───── Material to process ─────

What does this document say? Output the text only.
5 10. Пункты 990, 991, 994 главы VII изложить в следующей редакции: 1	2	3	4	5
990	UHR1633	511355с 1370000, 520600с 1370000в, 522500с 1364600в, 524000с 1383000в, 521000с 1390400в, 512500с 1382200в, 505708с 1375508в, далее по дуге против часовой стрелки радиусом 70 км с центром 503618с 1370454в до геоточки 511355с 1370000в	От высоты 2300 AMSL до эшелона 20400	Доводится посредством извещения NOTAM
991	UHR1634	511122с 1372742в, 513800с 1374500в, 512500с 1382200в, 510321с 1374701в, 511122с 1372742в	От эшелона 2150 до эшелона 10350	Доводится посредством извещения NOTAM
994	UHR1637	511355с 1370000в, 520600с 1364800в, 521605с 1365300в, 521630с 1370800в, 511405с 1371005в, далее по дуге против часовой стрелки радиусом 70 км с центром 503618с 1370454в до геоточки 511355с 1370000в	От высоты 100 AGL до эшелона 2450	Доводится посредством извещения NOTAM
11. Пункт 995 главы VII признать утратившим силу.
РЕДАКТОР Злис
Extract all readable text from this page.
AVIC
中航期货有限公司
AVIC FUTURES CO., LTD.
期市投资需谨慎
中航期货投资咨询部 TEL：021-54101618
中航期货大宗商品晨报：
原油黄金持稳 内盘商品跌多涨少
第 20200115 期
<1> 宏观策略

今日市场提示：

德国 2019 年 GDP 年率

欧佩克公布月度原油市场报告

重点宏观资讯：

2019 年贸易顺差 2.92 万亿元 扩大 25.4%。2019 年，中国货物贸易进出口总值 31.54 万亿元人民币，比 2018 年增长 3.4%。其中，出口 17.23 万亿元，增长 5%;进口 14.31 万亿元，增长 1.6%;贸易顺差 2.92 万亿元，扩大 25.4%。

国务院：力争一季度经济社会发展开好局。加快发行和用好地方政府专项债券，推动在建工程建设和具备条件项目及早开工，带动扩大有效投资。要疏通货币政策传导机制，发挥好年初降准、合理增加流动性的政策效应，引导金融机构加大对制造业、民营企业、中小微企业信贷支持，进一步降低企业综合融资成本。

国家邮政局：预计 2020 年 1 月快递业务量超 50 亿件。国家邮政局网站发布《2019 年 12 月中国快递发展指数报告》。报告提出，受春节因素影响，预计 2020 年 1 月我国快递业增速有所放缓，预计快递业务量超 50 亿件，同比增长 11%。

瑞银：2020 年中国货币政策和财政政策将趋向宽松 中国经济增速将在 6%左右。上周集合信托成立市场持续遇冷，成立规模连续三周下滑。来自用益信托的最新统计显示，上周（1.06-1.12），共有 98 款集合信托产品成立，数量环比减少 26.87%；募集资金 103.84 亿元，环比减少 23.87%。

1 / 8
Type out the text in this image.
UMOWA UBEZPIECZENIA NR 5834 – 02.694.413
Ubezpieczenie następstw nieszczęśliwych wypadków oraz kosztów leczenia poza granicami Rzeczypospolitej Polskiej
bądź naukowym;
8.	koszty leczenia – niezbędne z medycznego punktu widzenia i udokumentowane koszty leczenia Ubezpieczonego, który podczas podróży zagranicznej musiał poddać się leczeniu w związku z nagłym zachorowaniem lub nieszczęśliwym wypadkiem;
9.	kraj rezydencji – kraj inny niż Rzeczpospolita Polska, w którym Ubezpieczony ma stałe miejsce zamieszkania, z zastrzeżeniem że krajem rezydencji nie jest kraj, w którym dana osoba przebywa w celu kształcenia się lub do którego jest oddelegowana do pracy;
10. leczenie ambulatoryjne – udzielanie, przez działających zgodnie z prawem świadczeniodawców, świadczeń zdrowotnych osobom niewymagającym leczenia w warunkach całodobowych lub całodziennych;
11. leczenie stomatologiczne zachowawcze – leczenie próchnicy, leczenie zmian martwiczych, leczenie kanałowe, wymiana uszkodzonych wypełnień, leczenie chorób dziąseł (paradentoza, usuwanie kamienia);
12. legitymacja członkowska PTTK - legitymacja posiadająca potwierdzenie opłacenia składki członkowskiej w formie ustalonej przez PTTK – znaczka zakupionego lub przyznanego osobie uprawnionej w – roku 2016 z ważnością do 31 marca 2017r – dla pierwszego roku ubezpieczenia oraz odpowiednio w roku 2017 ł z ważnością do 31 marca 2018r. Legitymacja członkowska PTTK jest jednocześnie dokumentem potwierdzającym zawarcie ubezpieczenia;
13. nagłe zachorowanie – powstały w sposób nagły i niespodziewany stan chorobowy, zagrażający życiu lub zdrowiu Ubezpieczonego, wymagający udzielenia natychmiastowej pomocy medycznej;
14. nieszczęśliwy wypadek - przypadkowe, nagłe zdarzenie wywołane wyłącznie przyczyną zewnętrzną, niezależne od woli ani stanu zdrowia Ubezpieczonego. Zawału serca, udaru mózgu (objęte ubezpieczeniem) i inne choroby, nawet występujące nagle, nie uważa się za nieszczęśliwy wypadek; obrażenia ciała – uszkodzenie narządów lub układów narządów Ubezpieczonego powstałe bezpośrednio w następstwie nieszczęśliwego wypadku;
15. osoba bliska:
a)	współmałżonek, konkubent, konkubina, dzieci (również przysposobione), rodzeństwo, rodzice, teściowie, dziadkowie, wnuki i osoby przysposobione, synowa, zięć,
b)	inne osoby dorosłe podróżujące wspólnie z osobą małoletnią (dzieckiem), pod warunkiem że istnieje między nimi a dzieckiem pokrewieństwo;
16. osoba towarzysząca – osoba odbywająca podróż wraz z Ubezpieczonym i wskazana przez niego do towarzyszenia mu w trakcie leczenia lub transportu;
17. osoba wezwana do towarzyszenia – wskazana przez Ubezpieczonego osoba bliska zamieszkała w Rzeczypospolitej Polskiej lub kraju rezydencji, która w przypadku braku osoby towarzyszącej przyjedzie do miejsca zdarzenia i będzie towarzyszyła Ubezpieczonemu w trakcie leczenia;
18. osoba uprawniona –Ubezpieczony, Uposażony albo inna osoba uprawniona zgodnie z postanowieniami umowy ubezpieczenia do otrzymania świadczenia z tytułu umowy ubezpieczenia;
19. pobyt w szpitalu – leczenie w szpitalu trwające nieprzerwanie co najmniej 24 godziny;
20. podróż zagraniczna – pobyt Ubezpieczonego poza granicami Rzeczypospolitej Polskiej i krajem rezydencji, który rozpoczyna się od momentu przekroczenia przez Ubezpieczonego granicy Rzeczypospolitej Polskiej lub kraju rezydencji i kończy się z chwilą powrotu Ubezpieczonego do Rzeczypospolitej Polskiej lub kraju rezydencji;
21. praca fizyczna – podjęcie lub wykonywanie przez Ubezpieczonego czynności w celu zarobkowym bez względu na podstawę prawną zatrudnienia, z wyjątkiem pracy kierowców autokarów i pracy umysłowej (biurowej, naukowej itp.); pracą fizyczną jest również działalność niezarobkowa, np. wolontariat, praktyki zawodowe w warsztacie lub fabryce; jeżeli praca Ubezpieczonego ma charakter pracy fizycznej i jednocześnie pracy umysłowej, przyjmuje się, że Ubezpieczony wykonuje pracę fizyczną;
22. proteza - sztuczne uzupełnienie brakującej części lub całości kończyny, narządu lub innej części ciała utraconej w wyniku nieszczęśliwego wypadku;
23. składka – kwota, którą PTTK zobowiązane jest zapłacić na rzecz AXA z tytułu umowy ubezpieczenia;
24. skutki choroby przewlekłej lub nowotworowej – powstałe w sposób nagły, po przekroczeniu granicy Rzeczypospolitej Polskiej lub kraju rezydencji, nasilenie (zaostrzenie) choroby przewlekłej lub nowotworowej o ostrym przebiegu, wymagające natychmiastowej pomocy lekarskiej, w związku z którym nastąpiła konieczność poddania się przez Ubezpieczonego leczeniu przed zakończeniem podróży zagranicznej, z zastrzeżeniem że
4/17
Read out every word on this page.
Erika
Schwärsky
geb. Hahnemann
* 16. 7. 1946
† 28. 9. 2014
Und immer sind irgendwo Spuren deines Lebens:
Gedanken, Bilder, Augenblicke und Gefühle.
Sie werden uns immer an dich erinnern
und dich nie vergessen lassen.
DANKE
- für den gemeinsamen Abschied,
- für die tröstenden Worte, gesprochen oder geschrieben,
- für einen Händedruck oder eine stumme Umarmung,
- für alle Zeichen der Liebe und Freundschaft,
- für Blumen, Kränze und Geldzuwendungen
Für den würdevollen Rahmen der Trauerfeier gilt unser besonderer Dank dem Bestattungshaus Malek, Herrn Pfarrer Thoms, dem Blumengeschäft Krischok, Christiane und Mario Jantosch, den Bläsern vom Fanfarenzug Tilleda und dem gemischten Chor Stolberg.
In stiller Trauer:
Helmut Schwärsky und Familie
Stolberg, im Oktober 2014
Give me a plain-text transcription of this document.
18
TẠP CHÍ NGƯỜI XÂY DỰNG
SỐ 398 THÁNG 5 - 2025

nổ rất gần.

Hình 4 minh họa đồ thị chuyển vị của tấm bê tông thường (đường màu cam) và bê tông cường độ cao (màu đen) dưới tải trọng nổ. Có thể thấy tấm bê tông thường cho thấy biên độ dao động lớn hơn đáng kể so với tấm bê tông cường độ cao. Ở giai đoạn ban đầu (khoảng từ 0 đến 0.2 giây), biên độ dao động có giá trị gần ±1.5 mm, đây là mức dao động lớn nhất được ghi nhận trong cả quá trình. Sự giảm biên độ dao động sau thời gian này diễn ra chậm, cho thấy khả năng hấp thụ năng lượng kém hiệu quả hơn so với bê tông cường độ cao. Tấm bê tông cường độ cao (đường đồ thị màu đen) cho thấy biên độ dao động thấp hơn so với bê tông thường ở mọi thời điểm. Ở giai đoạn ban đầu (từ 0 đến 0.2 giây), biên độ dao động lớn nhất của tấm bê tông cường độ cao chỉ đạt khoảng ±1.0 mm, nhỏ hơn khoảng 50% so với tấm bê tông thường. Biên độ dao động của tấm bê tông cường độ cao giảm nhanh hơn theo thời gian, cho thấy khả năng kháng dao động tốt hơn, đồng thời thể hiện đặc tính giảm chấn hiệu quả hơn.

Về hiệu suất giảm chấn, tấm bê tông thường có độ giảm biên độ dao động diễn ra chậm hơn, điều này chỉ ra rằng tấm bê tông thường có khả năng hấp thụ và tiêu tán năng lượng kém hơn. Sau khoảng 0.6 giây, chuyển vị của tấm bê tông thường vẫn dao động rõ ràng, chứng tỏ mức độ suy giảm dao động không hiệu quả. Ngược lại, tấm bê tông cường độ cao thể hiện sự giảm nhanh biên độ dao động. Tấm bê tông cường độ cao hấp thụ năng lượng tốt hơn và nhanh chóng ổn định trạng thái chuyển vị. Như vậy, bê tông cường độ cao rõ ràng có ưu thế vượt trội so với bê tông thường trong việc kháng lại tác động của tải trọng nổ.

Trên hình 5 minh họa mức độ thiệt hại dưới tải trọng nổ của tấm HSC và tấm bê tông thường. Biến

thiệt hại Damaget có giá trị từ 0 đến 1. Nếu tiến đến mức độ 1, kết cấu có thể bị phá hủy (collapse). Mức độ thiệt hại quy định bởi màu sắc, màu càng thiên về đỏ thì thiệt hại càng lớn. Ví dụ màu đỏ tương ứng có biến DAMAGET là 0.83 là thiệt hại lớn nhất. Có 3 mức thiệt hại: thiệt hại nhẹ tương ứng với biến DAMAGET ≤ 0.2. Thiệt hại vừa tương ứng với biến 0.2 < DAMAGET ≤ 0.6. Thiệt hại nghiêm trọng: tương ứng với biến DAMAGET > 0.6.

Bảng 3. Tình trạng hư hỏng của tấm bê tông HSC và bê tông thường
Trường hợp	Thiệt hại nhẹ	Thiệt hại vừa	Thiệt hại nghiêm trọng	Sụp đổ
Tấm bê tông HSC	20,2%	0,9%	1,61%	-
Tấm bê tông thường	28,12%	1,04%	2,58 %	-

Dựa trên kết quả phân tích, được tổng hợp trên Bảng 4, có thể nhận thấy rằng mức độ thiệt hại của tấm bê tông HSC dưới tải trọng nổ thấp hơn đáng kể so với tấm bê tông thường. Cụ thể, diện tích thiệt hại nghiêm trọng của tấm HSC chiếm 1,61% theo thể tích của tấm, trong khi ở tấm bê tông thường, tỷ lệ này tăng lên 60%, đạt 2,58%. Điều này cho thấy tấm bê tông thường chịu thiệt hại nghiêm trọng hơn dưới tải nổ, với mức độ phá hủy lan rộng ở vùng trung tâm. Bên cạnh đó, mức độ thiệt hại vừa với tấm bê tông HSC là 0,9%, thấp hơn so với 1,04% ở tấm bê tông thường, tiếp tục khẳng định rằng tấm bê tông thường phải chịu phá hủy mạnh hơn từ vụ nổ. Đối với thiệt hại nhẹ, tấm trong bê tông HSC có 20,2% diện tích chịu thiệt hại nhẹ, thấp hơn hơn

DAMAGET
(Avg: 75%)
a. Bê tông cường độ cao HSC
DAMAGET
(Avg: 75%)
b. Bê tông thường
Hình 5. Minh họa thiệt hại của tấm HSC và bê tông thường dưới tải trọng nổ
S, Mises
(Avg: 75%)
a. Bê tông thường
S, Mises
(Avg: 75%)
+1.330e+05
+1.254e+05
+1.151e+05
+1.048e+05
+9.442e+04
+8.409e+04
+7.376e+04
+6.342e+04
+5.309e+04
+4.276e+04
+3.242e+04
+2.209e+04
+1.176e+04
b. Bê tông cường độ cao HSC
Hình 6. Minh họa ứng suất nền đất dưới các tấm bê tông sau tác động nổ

─────

* Requirements: Report how many lines in the data contain the word "wskazana", with no words besides the number.

* Solution to this problem: 2